START DATA ENTRIES
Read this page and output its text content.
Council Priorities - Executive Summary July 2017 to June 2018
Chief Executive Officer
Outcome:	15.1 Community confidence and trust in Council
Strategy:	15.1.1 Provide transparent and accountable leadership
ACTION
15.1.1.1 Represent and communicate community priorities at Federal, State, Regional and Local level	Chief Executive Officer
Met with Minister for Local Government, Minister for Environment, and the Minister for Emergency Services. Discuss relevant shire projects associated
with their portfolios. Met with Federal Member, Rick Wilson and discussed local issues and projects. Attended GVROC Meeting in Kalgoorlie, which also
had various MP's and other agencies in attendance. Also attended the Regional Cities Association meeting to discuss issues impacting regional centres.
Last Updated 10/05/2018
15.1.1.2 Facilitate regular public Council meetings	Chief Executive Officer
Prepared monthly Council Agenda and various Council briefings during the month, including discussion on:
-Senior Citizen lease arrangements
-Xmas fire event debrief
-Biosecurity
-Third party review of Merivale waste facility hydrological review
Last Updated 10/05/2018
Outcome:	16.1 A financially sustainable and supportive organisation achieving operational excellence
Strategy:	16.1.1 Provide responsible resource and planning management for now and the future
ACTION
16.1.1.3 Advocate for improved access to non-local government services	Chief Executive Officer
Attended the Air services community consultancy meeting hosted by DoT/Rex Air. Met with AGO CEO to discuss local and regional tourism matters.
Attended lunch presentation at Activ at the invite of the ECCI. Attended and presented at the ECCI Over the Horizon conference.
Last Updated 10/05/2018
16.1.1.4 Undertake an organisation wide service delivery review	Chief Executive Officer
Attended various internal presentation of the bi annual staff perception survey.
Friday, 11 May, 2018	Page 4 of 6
END DATA ENTRIES
## STATED EXERCISE
Lines that include the word "review" — how many are there in the data? Answer with the number alone.

## PROBLEM SOLUTION
2